From the entries below, pull out each line where "legend" appears.
################
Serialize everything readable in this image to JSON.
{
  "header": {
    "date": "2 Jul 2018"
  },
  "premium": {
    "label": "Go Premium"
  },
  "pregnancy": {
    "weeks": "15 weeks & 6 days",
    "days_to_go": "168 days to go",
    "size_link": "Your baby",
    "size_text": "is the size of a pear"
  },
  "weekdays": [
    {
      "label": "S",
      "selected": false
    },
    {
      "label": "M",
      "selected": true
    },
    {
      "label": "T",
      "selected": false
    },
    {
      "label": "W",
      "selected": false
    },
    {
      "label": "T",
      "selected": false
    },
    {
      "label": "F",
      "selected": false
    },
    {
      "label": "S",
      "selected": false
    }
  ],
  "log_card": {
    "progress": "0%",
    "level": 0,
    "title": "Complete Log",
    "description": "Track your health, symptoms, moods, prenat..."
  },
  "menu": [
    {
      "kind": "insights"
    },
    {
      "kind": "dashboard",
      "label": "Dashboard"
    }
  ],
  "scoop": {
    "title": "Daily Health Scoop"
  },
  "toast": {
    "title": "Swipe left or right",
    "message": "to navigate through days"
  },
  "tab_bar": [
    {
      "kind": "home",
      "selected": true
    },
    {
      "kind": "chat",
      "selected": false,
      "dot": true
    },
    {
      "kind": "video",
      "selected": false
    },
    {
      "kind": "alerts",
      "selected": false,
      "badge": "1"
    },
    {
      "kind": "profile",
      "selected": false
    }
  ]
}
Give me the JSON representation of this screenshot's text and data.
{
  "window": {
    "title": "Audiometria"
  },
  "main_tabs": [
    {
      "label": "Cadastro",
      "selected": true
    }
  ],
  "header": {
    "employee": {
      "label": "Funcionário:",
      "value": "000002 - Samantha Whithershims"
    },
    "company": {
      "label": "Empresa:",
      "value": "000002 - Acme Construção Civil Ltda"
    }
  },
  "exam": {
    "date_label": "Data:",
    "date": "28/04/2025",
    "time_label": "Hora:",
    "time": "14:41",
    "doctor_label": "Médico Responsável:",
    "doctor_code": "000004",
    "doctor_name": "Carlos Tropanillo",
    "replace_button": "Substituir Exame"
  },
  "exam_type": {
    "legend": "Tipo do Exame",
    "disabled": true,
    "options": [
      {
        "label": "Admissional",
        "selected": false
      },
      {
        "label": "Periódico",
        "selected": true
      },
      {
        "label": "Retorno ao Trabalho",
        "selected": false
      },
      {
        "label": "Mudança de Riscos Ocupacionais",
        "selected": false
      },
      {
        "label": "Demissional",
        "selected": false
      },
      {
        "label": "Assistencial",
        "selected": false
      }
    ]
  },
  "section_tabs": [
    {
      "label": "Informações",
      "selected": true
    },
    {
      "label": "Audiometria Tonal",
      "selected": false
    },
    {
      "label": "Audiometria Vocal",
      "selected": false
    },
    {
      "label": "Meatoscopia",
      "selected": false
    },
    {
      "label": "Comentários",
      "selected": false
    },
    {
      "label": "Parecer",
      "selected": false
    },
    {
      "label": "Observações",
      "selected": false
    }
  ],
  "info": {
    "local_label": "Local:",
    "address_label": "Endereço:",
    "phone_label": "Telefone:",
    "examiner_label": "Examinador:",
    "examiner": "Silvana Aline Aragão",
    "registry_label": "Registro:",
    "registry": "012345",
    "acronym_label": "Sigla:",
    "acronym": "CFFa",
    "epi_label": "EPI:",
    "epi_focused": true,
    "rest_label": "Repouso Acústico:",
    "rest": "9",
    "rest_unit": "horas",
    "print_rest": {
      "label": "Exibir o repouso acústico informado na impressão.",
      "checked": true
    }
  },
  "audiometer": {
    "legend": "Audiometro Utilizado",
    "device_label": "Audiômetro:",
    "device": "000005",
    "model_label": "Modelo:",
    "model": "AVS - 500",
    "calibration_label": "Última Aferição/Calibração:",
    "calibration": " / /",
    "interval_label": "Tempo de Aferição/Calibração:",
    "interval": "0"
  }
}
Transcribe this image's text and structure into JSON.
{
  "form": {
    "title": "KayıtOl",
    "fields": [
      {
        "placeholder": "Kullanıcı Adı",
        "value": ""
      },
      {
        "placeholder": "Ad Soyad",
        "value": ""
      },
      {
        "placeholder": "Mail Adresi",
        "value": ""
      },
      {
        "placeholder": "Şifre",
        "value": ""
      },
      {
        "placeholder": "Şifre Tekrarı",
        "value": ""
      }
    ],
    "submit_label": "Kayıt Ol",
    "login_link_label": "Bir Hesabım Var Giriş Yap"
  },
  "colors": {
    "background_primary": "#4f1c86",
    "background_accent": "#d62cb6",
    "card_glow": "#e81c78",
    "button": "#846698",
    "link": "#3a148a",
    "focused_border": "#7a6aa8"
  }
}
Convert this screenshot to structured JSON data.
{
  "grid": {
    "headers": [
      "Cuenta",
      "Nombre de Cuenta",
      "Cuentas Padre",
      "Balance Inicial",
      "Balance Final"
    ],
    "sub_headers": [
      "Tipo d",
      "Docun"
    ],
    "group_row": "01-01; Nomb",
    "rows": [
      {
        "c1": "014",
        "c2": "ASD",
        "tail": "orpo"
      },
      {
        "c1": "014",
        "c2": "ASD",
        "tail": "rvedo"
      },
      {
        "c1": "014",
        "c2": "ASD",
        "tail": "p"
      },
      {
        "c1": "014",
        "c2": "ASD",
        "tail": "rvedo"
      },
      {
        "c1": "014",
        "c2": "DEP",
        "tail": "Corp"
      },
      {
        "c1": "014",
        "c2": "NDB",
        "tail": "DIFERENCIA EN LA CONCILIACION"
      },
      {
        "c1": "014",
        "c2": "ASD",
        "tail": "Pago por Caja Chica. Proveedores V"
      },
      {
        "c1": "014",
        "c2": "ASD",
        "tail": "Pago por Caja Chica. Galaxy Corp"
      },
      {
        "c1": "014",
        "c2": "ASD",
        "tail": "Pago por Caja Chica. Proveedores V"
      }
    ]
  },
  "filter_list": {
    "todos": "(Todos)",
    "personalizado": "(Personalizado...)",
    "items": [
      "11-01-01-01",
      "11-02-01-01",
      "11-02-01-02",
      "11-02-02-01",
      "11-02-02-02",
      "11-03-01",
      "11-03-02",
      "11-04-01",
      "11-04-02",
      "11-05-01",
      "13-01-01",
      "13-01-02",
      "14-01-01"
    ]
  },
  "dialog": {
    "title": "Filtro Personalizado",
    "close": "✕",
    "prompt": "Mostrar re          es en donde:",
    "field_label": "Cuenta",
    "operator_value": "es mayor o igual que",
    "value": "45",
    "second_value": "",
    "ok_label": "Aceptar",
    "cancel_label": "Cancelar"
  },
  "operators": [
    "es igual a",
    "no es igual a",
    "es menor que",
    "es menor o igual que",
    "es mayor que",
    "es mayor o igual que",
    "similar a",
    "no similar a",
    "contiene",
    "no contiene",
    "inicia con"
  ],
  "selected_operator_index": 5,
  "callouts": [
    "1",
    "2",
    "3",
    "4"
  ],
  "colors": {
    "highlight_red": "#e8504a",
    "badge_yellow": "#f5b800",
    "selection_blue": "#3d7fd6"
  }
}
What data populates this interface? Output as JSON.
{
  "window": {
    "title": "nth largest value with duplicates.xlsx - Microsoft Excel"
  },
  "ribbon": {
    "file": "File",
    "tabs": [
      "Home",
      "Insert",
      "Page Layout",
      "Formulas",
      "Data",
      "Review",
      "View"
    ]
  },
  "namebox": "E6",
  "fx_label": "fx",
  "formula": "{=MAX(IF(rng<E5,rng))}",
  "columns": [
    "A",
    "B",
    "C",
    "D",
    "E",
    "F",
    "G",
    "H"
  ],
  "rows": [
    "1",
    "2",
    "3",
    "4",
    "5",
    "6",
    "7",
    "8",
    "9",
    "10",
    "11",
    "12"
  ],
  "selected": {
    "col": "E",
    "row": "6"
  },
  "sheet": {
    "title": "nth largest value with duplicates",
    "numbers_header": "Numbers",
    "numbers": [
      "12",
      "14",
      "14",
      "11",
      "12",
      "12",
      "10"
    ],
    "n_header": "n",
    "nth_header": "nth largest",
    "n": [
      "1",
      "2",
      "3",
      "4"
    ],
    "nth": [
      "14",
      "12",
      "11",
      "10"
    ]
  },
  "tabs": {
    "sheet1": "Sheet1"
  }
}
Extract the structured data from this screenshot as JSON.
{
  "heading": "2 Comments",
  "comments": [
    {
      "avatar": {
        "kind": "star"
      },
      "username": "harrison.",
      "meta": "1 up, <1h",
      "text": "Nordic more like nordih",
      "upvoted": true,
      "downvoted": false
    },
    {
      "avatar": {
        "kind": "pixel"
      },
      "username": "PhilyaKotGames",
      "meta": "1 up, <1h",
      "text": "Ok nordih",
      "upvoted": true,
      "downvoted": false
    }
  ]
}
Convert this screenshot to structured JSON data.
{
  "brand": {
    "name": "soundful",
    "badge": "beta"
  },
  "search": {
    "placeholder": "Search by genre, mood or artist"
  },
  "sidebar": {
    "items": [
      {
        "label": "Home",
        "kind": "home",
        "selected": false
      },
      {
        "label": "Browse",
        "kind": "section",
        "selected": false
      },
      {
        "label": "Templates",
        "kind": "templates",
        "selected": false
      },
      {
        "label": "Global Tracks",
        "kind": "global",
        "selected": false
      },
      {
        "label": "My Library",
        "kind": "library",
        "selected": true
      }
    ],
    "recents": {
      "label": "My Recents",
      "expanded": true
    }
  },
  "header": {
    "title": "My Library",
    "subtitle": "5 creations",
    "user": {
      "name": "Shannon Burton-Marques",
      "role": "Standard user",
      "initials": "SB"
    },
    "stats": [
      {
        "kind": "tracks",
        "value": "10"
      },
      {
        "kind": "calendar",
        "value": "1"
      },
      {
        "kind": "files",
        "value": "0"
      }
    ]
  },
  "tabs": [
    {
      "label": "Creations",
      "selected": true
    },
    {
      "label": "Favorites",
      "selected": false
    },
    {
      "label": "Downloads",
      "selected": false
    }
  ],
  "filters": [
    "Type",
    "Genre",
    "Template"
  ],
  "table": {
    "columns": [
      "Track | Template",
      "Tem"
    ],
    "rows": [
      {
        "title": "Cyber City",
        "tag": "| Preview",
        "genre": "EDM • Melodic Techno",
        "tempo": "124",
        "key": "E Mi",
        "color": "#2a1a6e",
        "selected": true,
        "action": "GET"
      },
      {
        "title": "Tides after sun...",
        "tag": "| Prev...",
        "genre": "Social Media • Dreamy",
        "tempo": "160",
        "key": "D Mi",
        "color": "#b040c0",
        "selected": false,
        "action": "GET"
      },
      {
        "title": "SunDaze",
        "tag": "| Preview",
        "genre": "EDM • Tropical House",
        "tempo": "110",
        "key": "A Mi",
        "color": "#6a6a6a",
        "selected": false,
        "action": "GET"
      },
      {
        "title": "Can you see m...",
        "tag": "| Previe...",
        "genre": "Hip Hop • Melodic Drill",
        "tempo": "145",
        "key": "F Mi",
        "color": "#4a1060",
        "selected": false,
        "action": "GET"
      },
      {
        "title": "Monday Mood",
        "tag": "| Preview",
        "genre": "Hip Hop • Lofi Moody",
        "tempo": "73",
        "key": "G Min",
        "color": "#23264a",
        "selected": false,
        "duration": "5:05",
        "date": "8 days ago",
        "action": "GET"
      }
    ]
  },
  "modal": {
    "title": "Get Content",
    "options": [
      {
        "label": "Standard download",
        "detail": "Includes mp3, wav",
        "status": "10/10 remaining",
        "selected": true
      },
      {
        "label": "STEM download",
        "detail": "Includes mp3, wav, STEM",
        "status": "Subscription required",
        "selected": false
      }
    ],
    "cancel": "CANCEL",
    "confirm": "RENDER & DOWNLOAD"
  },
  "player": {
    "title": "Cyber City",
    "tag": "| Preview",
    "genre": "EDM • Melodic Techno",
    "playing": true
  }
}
################
### Full output
    "legend": "Tipo do Exame",
    "legend": "Audiometro Utilizado",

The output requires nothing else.